Figure data in JSON
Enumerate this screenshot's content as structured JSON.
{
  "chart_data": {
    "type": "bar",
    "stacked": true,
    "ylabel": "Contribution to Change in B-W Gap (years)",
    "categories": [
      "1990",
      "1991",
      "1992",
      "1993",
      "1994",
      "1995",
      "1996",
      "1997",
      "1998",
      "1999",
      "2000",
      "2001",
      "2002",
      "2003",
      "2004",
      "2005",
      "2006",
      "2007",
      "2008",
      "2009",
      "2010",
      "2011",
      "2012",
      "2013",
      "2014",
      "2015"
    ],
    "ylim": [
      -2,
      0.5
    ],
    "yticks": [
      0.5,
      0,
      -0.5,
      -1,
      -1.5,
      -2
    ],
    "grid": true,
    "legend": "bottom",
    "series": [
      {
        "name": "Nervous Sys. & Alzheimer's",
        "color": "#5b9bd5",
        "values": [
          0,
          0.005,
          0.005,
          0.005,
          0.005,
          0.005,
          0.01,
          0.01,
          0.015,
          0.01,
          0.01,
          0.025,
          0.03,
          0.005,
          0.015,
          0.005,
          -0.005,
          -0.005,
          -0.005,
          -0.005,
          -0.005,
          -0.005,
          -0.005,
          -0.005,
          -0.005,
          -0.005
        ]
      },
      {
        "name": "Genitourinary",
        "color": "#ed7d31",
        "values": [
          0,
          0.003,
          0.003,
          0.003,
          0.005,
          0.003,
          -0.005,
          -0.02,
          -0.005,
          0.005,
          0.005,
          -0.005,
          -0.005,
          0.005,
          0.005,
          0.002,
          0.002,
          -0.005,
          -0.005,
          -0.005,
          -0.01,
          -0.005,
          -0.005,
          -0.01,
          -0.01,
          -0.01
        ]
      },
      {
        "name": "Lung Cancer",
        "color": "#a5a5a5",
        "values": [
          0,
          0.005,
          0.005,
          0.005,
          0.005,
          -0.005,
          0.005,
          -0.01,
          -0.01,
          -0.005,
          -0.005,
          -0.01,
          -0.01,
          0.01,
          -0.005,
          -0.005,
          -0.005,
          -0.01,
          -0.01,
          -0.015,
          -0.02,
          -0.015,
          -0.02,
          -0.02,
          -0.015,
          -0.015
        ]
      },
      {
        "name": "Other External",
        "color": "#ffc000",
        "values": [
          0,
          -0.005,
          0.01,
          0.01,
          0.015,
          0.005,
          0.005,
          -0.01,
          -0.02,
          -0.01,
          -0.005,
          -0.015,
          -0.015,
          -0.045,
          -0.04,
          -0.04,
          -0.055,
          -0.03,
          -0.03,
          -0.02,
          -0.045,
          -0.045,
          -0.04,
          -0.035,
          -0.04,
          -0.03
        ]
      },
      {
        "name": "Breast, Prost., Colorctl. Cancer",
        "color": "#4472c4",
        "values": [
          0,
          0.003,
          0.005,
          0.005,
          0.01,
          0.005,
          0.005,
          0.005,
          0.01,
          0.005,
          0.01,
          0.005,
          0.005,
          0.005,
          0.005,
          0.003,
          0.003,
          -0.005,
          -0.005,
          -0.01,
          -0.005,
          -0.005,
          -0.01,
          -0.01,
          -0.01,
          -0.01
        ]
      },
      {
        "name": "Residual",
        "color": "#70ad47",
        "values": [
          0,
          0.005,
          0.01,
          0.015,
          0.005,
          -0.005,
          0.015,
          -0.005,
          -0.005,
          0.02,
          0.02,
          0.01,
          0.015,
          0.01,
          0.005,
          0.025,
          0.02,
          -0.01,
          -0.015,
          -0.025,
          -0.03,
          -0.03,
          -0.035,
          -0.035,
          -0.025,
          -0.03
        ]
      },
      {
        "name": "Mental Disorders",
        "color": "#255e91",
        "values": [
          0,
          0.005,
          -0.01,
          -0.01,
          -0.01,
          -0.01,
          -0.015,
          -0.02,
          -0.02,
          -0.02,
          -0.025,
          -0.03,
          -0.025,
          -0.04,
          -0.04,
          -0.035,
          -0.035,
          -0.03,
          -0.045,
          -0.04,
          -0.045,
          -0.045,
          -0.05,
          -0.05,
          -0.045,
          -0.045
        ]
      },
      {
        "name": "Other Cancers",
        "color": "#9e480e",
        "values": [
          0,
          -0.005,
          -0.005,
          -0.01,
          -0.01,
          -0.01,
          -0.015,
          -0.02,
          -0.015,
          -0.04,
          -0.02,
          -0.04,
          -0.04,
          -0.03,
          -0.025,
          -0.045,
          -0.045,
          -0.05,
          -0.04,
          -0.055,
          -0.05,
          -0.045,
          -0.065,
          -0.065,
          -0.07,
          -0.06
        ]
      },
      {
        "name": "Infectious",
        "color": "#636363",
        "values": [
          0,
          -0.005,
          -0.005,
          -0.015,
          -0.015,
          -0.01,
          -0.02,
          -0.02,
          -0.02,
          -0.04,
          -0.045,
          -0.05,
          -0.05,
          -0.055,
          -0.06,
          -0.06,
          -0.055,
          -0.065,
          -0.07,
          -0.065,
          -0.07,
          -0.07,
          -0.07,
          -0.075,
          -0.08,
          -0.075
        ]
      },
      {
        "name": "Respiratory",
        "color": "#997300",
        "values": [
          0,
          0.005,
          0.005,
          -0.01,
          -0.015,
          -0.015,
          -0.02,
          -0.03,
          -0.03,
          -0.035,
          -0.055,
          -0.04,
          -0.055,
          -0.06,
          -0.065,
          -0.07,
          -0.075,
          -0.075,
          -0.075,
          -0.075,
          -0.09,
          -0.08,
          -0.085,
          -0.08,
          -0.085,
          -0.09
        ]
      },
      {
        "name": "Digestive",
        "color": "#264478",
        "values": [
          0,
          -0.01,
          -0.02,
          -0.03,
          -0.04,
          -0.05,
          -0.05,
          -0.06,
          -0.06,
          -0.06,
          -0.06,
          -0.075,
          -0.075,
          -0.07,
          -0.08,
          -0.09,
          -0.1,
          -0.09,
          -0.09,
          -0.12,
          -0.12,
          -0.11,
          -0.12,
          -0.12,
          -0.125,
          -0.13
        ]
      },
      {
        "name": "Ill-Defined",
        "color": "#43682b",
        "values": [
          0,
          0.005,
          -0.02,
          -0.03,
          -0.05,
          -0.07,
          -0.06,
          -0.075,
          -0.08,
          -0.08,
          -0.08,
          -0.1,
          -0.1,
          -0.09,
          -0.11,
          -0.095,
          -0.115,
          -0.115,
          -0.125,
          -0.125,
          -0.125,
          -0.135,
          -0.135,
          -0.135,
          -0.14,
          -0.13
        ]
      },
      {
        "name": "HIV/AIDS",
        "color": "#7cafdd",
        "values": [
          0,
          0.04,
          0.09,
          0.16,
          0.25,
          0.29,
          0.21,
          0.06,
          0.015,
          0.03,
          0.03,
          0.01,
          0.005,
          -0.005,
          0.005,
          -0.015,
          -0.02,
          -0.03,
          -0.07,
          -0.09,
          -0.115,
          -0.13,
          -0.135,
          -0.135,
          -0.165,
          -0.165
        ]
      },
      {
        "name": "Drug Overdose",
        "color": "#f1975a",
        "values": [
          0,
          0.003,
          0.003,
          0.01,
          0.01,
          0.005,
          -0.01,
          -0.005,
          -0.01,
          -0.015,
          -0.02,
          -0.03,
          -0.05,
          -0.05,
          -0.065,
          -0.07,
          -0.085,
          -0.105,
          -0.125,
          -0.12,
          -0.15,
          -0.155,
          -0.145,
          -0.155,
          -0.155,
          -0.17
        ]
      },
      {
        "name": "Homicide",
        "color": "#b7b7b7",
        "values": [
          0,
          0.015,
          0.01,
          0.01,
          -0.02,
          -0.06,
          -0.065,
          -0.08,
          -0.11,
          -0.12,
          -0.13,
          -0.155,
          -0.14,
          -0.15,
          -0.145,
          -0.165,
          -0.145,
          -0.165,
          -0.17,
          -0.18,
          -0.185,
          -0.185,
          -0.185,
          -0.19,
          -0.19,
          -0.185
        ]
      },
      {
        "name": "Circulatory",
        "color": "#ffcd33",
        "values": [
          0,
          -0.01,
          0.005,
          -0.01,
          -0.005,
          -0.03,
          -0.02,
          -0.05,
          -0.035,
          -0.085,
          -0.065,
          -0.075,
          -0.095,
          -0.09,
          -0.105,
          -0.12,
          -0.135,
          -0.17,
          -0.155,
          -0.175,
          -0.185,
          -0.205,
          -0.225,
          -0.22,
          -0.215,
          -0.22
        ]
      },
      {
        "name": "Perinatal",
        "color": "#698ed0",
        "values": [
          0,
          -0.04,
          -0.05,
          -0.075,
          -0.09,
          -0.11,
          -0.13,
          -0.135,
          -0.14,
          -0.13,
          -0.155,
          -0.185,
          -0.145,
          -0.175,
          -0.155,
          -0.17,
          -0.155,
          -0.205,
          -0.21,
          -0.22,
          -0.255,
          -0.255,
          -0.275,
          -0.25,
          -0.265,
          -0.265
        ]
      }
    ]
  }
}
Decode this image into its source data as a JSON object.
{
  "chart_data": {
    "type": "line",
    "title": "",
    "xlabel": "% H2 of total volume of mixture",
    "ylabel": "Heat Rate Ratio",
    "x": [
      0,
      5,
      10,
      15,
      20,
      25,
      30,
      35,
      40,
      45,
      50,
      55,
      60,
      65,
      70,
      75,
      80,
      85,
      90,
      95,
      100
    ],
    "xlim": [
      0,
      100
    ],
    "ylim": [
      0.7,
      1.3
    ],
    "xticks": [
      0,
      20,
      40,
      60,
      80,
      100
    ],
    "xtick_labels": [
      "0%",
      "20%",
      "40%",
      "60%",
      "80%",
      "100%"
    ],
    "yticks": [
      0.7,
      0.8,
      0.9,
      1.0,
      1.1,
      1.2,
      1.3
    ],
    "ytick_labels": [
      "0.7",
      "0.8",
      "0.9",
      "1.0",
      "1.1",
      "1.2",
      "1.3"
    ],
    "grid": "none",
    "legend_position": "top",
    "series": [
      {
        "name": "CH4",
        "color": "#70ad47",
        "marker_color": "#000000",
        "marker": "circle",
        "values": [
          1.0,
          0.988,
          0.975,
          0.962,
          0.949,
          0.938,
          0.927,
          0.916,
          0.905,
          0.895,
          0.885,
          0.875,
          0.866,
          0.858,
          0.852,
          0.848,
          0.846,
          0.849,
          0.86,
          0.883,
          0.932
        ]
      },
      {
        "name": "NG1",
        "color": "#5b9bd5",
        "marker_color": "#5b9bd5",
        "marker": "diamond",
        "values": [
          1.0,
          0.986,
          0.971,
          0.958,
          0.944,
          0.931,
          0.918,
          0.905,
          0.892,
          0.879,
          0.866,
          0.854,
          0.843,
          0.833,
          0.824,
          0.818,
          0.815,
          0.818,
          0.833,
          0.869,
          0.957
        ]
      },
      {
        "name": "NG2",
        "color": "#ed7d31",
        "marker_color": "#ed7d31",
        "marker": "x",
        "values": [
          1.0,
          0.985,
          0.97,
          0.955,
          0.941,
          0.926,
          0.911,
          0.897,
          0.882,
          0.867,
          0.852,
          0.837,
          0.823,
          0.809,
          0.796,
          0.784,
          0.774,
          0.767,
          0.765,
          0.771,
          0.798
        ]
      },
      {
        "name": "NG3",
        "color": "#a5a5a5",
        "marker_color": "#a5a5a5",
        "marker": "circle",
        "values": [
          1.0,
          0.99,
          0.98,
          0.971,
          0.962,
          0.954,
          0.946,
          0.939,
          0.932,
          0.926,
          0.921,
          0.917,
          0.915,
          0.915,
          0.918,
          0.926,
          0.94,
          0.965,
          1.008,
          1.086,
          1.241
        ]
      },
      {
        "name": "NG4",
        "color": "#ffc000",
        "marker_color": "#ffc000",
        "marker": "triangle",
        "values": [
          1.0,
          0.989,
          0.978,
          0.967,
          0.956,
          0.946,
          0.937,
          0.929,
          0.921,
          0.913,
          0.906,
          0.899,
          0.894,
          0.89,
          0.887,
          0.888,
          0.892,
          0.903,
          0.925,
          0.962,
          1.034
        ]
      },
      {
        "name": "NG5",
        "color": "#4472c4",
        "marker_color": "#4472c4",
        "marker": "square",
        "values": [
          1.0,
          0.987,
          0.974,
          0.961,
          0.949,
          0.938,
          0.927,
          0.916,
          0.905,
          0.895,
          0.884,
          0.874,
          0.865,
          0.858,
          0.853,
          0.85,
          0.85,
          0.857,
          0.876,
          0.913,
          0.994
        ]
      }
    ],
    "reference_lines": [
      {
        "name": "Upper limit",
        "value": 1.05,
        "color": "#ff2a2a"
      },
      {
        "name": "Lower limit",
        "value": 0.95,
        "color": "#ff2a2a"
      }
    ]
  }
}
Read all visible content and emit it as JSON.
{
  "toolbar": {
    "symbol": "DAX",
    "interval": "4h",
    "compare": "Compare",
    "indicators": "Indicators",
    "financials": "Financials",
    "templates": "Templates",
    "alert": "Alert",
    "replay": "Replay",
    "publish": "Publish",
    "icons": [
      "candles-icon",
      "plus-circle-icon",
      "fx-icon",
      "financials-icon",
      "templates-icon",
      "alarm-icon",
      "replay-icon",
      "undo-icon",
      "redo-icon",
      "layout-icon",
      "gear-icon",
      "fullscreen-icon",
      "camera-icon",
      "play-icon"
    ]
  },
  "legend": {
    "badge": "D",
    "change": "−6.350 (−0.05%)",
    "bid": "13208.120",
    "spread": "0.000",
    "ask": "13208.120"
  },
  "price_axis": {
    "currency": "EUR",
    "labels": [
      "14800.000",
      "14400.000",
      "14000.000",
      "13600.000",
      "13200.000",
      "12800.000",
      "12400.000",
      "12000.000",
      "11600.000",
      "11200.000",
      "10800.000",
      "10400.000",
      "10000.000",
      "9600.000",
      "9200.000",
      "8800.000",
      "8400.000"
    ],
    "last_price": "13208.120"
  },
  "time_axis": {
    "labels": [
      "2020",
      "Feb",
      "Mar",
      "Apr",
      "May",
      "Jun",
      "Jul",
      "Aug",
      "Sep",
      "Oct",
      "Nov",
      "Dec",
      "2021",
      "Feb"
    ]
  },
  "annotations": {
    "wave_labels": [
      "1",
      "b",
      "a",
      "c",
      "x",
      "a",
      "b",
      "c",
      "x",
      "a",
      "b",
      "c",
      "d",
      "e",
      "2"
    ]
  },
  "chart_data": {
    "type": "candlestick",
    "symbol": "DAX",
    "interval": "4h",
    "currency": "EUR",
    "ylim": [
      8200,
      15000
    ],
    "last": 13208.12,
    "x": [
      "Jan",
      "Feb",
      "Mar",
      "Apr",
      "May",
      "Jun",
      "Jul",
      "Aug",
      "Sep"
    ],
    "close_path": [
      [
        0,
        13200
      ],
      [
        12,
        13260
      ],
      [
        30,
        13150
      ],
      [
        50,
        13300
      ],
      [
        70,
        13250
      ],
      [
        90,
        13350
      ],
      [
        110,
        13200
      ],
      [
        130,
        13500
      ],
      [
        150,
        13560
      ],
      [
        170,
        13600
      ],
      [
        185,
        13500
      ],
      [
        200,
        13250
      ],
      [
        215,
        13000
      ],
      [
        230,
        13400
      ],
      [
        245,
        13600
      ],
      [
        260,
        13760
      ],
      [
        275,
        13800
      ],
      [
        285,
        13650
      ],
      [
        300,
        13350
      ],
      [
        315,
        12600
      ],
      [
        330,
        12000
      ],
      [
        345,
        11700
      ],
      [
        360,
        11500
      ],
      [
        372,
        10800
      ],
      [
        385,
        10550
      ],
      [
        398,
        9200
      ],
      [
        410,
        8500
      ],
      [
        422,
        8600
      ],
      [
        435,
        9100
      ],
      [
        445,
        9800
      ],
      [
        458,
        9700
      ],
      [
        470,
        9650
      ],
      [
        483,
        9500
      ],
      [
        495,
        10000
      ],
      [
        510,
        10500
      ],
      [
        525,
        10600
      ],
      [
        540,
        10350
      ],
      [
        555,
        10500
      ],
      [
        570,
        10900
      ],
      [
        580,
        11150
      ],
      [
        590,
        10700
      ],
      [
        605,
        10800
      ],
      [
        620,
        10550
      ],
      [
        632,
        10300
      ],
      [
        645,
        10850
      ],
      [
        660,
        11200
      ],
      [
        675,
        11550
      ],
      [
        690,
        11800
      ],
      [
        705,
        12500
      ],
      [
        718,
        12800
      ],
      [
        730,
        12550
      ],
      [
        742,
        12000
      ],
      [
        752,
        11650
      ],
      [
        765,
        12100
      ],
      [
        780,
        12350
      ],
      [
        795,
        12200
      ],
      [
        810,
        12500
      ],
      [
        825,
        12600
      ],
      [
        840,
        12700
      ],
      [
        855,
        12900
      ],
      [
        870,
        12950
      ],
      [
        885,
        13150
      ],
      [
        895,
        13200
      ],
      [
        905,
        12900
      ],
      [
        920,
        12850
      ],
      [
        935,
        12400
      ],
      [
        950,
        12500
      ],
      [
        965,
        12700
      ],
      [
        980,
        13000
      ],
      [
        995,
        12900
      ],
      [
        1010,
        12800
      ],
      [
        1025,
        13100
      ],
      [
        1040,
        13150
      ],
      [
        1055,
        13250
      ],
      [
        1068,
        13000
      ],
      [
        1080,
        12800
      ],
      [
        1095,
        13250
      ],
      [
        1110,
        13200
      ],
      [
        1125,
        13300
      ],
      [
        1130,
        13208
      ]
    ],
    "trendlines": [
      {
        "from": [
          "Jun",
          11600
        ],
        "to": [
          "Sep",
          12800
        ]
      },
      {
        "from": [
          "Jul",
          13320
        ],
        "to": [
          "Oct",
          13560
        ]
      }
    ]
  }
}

Direction:
Locate all lines in the listing above with the word "this" and copy them.

Written response:
Enumerate this screenshot's content as structured JSON.
Decode this image into its source data as a JSON object.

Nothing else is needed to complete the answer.